## Task brief
Using the data below, determine the number of lines that include the string "خدمت". Write only that number.

## Supplied records
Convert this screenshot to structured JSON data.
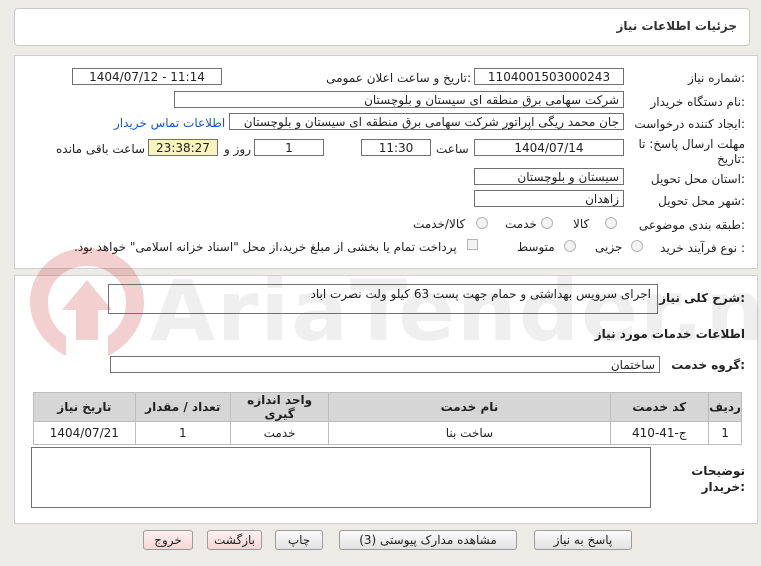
{
  "header": {
    "title": "جزئیات اطلاعات نیاز"
  },
  "fields": {
    "need_number": {
      "label": "شماره نیاز:",
      "value": "1104001503000243"
    },
    "announce_datetime": {
      "label": "تاریخ و ساعت اعلان عمومی:",
      "value": "1404/07/12 - 11:14"
    },
    "buyer_org": {
      "label": "نام دستگاه خریدار:",
      "value": "شرکت سهامی برق منطقه ای سیستان و بلوچستان"
    },
    "requester": {
      "label": "ایجاد کننده درخواست:",
      "value": "جان محمد ریگی اپراتور شرکت سهامی برق منطقه ای سیستان و بلوچستان",
      "contact_link": "اطلاعات تماس خریدار"
    },
    "deadline": {
      "label": "مهلت ارسال پاسخ: تا تاریخ:",
      "date": "1404/07/14",
      "time_label": "ساعت",
      "time": "11:30",
      "days": "1",
      "days_label": "روز و",
      "remaining": "23:38:27",
      "remaining_label": "ساعت باقی مانده"
    },
    "province": {
      "label": "استان محل تحویل:",
      "value": "سیستان و بلوچستان"
    },
    "city": {
      "label": "شهر محل تحویل:",
      "value": "زاهدان"
    },
    "category": {
      "label": "طبقه بندی موضوعی:",
      "options": [
        "کالا",
        "خدمت",
        "کالا/خدمت"
      ],
      "selected": ""
    },
    "purchase_type": {
      "label": "نوع فرآیند خرید :",
      "options": [
        "جزیی",
        "متوسط"
      ],
      "note": "پرداخت تمام یا بخشی از مبلغ خرید،از محل \"اسناد خزانه اسلامی\" خواهد بود."
    }
  },
  "description": {
    "label": "شرح کلی نیاز:",
    "value": "اجرای سرویس بهداشتی و حمام جهت پست 63 کیلو ولت نصرت اباد"
  },
  "services": {
    "heading": "اطلاعات خدمات مورد نیاز",
    "group_label": "گروه خدمت:",
    "group_value": "ساختمان",
    "columns": [
      "ردیف",
      "کد خدمت",
      "نام خدمت",
      "واحد اندازه گیری",
      "تعداد / مقدار",
      "تاریخ نیاز"
    ],
    "rows": [
      {
        "row": "1",
        "code": "ج-41-410",
        "name": "ساخت بنا",
        "unit": "خدمت",
        "qty": "1",
        "date": "1404/07/21"
      }
    ]
  },
  "buyer_notes": {
    "label_line1": "توضیحات",
    "label_line2": "خریدار:",
    "value": ""
  },
  "buttons": {
    "reply": "پاسخ به نیاز",
    "attachments": "مشاهده مدارک پیوستی (3)",
    "print": "چاپ",
    "back": "بازگشت",
    "exit": "خروج"
  },
  "watermark": {
    "text": "AriaTender.neT"
  },
  "colors": {
    "link": "#1a56c8",
    "remaining_bg": "#f8f3bf",
    "table_header_bg": "#d6d6d6",
    "page_bg": "#ecebe6"
  }
}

## Task result
6